Data records
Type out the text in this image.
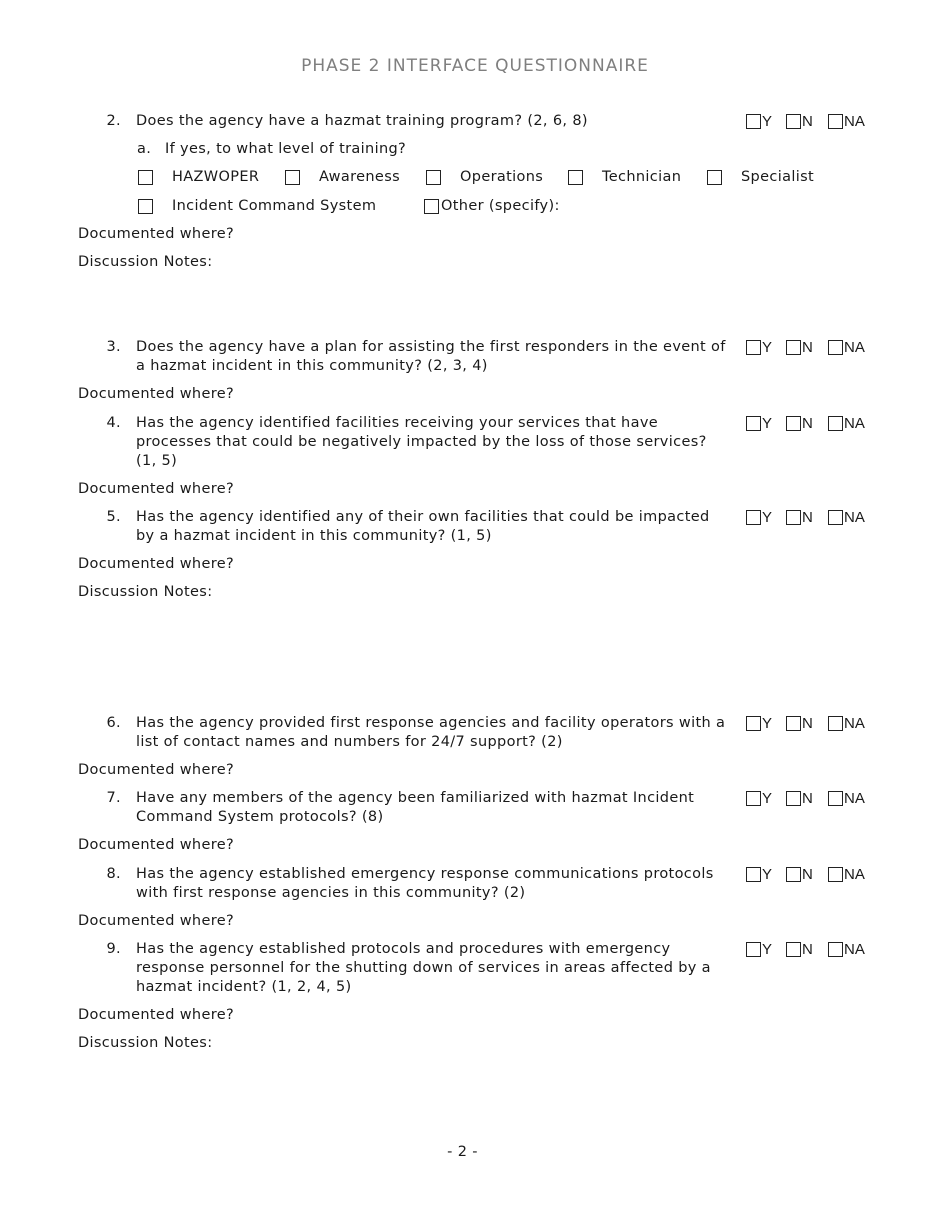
PHASE 2 INTERFACE QUESTIONNAIRE
2. Does the agency have a hazmat training program? (2, 6, 8)	Y N NA
a. If yes, to what level of training?
HAZWOPER	Awareness	Operations	Technician	Specialist
Incident Command System	Other (specify):
Documented where?
Discussion Notes:
3. Does the agency have a plan for assisting the first responders in the event of a hazmat incident in this community? (2, 3, 4)
Y N NA
Documented where?
4. Has the agency identified facilities receiving your services that have processes that could be negatively impacted by the loss of those services? (1, 5)
Y N NA
Documented where?
5. Has the agency identified any of their own facilities that could be impacted by a hazmat incident in this community? (1, 5)
Y N NA
Documented where?
Discussion Notes:
6. Has the agency provided first response agencies and facility operators with a list of contact names and numbers for 24/7 support? (2)
Y N NA
Documented where?
7. Have any members of the agency been familiarized with hazmat Incident Command System protocols? (8)
Y N NA
Documented where?
8. Has the agency established emergency response communications protocols with first response agencies in this community? (2)
Y N NA
Documented where?
9. Has the agency established protocols and procedures with emergency response personnel for the shutting down of services in areas affected by a hazmat incident? (1, 2, 4, 5)
Y N NA
Documented where?
Discussion Notes:
- 2 -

* **Request**
Copy each line from the records above that includes the string "established".

* **Solution for this problem**
8. Has the agency established emergency response communications protocols with first response agencies in this community? (2)
9. Has the agency established protocols and procedures with emergency response personnel for the shutting down of services in areas affected by a hazmat incident? (1, 2, 4, 5)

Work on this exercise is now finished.